**GIVEN ENTRIES:**
'''
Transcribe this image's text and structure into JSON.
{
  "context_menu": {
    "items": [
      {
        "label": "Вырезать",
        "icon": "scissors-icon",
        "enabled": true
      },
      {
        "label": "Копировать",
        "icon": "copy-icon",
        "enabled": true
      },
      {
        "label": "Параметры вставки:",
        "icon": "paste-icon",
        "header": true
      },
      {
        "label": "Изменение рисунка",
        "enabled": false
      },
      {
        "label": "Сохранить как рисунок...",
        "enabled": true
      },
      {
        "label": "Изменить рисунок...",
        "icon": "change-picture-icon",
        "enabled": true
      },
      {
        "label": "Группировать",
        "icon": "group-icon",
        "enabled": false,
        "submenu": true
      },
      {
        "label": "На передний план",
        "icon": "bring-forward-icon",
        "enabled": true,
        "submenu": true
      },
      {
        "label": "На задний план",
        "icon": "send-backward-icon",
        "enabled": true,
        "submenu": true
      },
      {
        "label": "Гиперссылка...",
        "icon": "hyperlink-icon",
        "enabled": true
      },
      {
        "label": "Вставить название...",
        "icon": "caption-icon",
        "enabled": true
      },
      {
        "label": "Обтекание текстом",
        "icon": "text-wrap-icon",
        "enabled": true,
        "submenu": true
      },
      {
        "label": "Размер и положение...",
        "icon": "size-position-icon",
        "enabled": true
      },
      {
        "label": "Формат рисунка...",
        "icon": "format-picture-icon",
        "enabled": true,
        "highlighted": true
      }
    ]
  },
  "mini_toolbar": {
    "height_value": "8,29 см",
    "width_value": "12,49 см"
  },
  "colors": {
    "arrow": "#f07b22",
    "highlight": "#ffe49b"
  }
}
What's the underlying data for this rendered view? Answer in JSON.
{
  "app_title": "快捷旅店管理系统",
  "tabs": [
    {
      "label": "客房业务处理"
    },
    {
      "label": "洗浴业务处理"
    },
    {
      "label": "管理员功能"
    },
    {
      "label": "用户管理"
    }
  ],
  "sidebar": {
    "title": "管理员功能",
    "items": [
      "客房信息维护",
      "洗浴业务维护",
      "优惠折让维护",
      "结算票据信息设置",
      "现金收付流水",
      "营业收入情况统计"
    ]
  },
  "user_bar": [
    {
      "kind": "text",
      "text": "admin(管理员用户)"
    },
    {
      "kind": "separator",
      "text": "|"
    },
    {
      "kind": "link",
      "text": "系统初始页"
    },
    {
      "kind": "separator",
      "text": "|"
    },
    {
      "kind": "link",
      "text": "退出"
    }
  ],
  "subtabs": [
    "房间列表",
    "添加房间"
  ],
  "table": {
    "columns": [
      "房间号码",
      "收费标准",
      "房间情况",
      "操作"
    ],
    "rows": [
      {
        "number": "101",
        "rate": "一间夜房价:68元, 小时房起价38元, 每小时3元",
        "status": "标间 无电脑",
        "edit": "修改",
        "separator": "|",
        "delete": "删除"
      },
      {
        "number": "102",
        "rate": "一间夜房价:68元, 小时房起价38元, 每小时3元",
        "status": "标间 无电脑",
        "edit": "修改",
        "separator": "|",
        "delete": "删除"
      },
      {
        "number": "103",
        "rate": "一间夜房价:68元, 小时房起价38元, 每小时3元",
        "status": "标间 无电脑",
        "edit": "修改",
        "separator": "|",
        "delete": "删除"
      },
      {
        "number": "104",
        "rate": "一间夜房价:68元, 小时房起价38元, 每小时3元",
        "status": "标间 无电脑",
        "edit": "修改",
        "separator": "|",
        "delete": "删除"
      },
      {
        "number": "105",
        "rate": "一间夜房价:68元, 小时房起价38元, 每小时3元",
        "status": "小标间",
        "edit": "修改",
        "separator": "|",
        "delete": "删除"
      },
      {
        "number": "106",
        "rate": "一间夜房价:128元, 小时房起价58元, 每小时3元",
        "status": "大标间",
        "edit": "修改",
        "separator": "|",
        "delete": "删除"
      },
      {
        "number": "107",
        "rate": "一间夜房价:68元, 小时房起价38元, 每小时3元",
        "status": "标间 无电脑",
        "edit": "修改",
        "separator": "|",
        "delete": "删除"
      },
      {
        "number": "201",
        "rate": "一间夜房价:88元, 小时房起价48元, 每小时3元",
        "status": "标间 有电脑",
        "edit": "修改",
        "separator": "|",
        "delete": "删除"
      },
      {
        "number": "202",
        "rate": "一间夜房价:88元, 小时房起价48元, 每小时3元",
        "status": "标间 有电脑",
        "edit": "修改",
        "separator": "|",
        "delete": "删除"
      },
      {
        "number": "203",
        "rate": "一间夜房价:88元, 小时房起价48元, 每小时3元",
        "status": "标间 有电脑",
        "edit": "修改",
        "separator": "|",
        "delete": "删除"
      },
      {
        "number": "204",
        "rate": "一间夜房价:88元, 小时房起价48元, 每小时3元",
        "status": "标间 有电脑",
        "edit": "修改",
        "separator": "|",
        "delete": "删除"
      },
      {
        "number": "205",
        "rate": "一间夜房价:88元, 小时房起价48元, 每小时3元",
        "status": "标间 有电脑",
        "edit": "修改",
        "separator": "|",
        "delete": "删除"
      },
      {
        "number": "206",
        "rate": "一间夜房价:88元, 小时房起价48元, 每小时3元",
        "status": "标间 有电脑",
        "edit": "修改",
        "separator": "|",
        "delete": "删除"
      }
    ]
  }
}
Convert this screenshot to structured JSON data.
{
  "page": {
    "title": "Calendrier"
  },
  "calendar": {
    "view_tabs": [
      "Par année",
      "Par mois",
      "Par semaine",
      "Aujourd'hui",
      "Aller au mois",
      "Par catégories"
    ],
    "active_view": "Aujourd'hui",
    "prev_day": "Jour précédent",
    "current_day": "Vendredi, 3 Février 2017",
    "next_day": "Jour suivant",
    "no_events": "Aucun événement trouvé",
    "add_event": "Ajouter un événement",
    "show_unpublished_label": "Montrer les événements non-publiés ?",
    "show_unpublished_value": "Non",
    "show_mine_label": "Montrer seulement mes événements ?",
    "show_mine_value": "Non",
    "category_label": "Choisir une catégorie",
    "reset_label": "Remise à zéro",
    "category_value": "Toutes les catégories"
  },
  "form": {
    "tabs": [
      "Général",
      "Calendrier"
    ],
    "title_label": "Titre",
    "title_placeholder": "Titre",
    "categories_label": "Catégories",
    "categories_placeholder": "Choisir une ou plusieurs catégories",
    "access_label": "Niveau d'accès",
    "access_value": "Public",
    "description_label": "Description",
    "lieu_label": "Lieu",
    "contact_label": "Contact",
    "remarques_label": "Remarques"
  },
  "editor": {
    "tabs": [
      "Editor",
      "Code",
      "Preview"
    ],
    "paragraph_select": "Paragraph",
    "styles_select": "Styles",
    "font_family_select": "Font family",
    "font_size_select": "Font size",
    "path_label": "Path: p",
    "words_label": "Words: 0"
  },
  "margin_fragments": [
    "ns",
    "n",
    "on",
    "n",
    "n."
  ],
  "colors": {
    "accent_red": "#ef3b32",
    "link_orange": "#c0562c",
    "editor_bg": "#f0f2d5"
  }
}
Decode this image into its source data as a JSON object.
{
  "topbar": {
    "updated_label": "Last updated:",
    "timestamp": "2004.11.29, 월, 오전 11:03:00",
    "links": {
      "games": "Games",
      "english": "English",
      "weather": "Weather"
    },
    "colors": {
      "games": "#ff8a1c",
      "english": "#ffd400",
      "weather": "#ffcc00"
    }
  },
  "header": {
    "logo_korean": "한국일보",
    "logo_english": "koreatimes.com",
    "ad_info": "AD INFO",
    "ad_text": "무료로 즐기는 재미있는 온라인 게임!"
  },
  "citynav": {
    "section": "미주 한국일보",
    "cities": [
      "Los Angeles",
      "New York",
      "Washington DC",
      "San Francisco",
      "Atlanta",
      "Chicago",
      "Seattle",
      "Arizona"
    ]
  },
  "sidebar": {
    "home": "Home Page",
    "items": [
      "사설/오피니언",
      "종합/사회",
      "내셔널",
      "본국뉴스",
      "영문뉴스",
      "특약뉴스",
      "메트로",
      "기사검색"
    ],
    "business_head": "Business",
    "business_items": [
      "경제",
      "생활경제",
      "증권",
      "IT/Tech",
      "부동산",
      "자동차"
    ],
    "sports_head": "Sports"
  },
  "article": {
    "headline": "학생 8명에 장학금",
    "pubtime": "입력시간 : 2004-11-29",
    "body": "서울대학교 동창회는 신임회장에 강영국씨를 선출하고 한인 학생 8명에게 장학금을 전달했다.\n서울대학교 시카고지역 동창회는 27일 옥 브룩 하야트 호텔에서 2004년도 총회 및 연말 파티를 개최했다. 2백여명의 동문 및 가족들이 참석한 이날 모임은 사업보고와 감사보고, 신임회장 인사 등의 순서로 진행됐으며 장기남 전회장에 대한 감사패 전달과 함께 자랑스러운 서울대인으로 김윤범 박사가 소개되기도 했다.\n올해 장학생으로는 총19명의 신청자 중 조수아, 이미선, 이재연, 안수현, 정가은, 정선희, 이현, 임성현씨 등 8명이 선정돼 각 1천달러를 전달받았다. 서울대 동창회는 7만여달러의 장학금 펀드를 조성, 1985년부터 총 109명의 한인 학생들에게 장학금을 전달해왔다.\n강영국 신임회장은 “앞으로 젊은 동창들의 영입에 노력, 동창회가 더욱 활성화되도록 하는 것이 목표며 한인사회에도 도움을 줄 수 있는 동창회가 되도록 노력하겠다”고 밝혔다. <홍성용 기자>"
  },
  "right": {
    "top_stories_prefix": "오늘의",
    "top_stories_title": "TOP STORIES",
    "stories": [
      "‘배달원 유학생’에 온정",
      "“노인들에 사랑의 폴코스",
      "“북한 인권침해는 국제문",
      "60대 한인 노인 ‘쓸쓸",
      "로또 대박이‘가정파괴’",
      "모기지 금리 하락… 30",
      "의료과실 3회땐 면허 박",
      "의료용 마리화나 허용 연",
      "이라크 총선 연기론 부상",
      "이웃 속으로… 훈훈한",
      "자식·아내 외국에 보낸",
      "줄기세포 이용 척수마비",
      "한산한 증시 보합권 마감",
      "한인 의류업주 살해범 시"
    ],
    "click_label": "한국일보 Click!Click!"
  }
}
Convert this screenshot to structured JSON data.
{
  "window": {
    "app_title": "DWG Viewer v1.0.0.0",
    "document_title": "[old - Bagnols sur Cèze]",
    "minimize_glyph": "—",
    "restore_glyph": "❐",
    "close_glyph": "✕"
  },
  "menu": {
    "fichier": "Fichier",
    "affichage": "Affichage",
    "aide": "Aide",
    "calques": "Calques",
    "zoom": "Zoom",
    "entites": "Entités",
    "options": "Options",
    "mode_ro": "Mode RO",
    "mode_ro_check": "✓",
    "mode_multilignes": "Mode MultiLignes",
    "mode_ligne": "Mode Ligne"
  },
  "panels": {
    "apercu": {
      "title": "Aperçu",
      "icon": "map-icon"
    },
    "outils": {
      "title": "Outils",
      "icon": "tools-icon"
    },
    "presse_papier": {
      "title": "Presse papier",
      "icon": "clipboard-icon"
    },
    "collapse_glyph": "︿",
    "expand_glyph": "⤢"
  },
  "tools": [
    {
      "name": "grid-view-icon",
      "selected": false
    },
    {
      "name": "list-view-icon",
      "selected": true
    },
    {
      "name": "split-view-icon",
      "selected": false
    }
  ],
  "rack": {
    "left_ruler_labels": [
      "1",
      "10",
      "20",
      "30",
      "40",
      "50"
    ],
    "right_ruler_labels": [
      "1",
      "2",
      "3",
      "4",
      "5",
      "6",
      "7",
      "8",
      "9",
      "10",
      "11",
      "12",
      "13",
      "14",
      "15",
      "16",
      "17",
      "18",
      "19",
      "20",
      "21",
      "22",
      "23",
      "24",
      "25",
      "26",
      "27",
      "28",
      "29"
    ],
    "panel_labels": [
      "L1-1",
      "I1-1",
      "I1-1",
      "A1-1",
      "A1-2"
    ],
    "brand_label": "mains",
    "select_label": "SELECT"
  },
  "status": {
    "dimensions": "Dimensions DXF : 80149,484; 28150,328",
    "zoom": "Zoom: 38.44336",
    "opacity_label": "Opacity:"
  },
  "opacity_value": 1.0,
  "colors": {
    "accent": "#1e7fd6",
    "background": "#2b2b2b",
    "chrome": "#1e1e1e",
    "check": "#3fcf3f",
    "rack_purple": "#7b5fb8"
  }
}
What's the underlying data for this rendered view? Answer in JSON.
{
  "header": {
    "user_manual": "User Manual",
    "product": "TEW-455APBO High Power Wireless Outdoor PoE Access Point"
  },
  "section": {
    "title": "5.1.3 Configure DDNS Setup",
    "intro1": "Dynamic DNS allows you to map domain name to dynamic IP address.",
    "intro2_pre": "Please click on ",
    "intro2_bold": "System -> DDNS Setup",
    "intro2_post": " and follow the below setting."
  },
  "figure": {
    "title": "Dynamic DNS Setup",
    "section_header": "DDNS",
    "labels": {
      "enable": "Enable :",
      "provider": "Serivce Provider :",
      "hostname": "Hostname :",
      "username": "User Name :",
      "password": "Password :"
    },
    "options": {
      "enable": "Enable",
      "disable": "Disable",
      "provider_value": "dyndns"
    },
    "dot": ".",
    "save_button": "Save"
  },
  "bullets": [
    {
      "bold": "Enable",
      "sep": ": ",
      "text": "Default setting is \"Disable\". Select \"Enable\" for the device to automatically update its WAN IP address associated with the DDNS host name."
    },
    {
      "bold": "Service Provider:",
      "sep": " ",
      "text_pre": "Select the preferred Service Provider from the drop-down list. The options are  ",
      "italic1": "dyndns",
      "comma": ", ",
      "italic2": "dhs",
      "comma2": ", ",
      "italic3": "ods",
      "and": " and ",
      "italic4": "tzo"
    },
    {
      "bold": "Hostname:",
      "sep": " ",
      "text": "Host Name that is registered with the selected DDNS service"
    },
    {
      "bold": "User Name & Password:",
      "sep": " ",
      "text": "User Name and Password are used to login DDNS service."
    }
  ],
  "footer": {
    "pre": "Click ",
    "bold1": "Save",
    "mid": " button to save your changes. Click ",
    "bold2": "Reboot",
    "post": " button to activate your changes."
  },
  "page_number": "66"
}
'''
**EXERCISE DESCRIPTION:**
In the entries above, find every line with the word "setting" and list it.

**REPLY TO THE TASK:**
    "intro2_post": " and follow the below setting."
      "text": "Default setting is \"Disable\". Select \"Enable\" for the device to automatically update its WAN IP address associated with the DDNS host name."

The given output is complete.